A holistic approach for accessible design goes beyond template design. It needs to become part of project lifecycle, product evaluation, operational procedures etc. However, at MindTree, we divide template level accessibility design at four broad levels.These broad guidelines are detailed into a checklist.
Organisation of Content: The content across and within pages should be organised so that
- Summary on top: Since visually impaired users can’t scan a page, a summary of the page at the top is useful both for accessibility and search engine optimisation.
- Means to skip common content (like top and side navigation) so that a screen reader can jump to the content. This is useful for everyone.
- Quick Search: Since visually impaired users can’t scan on-page text, page design should not interfere with use of Browser’s Find functionalities (e.g. some DHTML, show/hide features.)
Creative Design for Accessibility:
- Avoid pixel-perfect designs as these don’t look good when text & screen sizes are changed
- Use relative font-sizes within a fluid layout so that it works well even when text sizes are changed using Browsers’ native controls.
- Avoid use of Graphics for labels, menus, links and avoid use graphics for small text
- Don’t use colour only to portray meaning. Use high-contrast to allow better readability.
- The pages should work well even without CSS.
- Avoid layouts that may interfere with use by dyslexic users.
Provision of Equivalents within the code:
- Use tags within HTML that enhances accessibility.
- Text equivalents for all meaningful visual content – this also helps in better search engine indexing of visual content. This could be alternative text, audio captioning, transcripts, subtitles etc.
Testing with Users:
- No amount of proactive planning and automated testing can substitute for actual user testing using different browsers and screen-readers. While planning Usability/User Testing include user(s) who access accessible version of the pages to iron out accessibility issues.

About this task » In the accessible design text, into how many broad levels does MindTree divide template-level accessibility design?

Extracted information »

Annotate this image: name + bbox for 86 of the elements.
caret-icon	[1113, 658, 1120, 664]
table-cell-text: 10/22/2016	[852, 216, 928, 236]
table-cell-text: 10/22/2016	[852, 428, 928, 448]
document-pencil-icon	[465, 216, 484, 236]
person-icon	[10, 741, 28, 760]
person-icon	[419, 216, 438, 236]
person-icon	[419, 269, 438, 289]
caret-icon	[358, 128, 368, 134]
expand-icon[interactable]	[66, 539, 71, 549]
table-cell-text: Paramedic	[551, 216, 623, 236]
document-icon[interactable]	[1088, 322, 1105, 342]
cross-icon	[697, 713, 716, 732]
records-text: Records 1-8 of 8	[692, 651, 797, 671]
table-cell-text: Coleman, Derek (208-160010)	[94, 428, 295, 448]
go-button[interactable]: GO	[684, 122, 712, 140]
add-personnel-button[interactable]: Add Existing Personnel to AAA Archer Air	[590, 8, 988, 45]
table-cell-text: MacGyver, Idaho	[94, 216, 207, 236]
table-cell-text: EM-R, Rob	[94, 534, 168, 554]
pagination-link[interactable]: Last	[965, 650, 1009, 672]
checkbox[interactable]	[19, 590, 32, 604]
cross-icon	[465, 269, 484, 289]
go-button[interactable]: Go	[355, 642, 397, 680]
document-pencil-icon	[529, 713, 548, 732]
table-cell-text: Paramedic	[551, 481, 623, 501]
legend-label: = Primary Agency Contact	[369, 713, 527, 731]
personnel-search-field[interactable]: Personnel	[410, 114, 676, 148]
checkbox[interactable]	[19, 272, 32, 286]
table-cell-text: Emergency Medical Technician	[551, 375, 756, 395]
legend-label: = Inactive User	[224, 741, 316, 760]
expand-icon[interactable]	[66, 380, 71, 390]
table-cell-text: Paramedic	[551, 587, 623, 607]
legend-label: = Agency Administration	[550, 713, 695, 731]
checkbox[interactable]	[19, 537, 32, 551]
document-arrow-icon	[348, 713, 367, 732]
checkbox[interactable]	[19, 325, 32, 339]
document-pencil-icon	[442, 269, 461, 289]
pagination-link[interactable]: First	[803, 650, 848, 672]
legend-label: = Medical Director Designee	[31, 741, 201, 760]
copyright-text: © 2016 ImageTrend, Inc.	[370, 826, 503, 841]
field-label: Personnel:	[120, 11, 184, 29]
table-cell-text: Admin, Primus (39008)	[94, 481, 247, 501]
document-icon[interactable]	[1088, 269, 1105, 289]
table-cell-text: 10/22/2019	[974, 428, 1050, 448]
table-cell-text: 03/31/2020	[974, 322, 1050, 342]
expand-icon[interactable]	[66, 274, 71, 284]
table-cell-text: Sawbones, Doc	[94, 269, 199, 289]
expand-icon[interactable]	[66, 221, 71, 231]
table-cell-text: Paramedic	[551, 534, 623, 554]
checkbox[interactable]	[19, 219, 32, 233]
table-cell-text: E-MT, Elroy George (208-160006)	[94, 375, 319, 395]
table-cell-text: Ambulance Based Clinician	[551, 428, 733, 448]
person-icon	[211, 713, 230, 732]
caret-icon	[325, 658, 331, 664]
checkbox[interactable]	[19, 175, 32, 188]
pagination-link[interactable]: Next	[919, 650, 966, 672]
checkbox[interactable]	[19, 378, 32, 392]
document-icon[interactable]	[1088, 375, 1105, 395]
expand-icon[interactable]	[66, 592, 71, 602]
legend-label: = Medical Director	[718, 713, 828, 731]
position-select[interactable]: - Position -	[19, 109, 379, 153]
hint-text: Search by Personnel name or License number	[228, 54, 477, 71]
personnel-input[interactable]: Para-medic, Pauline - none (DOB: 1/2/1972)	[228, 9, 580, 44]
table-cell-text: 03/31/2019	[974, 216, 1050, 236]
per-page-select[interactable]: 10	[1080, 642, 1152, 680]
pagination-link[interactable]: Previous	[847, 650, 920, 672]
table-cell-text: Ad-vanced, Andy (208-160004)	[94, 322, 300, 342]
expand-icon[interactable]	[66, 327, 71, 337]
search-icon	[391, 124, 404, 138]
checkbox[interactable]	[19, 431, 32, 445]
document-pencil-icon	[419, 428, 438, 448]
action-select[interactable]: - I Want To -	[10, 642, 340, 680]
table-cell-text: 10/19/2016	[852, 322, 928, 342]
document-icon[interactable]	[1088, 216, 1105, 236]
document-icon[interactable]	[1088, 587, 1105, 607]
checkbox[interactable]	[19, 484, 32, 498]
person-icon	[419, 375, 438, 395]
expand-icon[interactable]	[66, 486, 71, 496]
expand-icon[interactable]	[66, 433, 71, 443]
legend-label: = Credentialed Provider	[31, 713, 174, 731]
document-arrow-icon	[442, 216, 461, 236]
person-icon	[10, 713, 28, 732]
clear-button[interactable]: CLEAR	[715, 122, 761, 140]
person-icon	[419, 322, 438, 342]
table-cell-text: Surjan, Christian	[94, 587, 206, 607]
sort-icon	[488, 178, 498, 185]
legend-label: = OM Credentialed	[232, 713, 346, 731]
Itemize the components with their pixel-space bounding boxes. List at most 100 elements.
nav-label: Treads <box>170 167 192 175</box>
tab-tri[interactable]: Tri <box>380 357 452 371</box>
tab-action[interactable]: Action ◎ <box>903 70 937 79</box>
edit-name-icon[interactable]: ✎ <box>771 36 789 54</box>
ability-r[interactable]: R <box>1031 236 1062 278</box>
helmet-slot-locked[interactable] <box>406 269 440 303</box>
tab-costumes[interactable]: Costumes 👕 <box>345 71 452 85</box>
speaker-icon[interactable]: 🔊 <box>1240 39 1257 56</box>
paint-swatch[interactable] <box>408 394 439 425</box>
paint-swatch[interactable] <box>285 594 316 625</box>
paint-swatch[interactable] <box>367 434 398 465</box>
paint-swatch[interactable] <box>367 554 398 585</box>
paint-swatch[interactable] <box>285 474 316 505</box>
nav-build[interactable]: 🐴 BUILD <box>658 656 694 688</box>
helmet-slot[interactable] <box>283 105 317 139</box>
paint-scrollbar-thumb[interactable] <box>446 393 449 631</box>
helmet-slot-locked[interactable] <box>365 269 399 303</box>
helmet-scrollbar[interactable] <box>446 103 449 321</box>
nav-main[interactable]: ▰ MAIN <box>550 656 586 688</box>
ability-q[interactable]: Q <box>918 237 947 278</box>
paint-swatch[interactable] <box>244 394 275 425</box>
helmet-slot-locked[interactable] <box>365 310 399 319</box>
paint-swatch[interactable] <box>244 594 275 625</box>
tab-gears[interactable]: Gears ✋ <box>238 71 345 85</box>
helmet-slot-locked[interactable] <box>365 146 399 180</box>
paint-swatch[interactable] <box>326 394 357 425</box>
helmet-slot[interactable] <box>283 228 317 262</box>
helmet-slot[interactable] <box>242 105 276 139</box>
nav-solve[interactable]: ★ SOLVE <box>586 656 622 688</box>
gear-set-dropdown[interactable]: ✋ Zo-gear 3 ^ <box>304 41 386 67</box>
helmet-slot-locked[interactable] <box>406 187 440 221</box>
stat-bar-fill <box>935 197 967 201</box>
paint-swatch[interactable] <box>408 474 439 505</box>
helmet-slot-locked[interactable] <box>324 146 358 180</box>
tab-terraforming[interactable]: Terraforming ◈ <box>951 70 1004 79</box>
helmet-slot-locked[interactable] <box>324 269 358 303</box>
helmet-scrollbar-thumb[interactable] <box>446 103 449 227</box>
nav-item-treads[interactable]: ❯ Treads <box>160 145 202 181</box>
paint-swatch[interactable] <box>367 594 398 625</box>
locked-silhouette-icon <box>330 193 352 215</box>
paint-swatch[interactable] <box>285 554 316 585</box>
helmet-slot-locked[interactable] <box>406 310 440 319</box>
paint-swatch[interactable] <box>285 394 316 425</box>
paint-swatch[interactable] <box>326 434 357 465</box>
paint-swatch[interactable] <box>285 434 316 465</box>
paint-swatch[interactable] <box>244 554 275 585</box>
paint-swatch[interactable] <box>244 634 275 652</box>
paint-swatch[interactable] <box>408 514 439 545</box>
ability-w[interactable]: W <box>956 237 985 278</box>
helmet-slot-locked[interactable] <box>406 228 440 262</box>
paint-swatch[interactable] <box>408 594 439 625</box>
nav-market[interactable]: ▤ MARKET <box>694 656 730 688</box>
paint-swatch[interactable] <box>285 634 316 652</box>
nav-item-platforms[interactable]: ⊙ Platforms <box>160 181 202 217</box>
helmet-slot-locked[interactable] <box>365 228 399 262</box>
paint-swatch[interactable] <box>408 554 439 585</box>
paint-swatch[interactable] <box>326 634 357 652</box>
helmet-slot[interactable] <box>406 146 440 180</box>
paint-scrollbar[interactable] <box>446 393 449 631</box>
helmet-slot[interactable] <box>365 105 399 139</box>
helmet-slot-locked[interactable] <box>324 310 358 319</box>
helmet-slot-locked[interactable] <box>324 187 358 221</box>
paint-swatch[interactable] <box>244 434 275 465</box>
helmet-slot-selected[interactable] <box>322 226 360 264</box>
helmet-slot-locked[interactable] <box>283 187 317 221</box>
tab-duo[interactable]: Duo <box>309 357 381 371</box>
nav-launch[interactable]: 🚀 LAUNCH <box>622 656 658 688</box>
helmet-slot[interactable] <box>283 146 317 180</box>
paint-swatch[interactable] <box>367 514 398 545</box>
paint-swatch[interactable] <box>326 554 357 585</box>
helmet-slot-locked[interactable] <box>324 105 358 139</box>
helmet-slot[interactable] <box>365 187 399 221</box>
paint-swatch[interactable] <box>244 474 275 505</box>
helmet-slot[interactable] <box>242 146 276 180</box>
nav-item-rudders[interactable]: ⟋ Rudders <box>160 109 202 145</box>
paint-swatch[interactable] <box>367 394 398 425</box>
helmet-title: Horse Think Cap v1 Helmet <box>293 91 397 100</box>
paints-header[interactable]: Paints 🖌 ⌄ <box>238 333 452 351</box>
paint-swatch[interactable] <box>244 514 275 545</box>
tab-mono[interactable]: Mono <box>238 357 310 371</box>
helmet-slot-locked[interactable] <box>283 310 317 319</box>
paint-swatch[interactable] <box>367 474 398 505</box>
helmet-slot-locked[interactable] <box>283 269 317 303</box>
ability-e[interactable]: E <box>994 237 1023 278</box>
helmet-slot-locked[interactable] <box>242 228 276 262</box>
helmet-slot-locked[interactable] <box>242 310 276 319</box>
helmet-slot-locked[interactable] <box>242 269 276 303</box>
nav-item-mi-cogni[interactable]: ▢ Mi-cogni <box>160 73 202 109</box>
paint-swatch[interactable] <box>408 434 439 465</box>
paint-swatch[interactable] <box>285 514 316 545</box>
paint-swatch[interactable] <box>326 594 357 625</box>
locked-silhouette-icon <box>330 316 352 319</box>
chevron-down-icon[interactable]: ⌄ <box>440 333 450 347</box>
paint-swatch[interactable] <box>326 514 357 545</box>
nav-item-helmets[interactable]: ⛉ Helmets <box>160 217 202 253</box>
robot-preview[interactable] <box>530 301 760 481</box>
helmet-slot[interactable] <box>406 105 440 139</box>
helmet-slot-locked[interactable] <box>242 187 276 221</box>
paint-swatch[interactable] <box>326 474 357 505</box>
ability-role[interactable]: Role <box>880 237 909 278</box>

Expected answer » Four.